■ Extracted data entries
* * * * *

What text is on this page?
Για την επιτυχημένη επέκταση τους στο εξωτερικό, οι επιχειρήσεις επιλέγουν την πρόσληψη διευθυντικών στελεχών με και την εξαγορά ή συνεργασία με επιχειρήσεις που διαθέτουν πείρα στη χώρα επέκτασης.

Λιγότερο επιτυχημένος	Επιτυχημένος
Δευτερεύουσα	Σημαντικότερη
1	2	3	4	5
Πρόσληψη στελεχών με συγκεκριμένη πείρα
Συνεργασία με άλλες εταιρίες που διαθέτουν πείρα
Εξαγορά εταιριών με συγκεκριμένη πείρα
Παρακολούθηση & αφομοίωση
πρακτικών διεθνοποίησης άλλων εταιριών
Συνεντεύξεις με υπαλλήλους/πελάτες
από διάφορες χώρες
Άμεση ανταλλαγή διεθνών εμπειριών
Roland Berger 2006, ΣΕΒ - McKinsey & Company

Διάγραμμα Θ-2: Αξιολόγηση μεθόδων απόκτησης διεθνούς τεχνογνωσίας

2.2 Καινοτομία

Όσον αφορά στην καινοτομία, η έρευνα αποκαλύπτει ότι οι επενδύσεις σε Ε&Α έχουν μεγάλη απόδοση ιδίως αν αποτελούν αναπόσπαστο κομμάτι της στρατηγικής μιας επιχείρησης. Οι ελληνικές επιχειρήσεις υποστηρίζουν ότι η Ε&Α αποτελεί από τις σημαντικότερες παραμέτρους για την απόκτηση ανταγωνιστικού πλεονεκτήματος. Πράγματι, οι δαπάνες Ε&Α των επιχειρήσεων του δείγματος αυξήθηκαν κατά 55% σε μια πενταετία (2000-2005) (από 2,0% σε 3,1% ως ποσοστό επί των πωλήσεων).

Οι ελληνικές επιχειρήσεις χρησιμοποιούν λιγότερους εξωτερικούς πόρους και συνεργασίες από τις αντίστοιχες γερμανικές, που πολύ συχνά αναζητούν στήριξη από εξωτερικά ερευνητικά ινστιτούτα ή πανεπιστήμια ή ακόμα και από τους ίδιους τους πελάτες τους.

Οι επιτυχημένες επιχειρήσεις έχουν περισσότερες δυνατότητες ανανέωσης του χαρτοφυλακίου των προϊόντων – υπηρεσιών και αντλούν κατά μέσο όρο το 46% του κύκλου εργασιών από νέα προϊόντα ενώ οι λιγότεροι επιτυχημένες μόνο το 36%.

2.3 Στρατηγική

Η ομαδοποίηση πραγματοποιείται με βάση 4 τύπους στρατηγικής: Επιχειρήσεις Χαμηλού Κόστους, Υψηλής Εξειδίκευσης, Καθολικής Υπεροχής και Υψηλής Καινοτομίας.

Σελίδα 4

* * * * *

■ REQUIRED WORK
Pick out and copy every line that contains the word "έχουν".

■ THE REPLY
Όσον αφορά στην καινοτομία, η έρευνα αποκαλύπτει ότι οι επενδύσεις σε Ε&Α έχουν μεγάλη απόδοση ιδίως αν αποτελούν αναπόσπαστο κομμάτι της στρατηγικής μιας επιχείρησης. Οι ελληνικές επιχειρήσεις υποστηρίζουν ότι η Ε&Α αποτελεί από τις σημαντικότερες παραμέτρους για την απόκτηση ανταγωνιστικού πλεονεκτήματος. Πράγματι, οι δαπάνες Ε&Α των επιχειρήσεων του δείγματος αυξήθηκαν κατά 55% σε μια πενταετία (2000-2005) (από 2,0% σε 3,1% ως ποσοστό επί των πωλήσεων).
Οι επιτυχημένες επιχειρήσεις έχουν περισσότερες δυνατότητες ανανέωσης του χαρτοφυλακίου των προϊόντων – υπηρεσιών και αντλούν κατά μέσο όρο το 46% του κύκλου εργασιών από νέα προϊόντα ενώ οι λιγότεροι επιτυχημένες μόνο το 36%.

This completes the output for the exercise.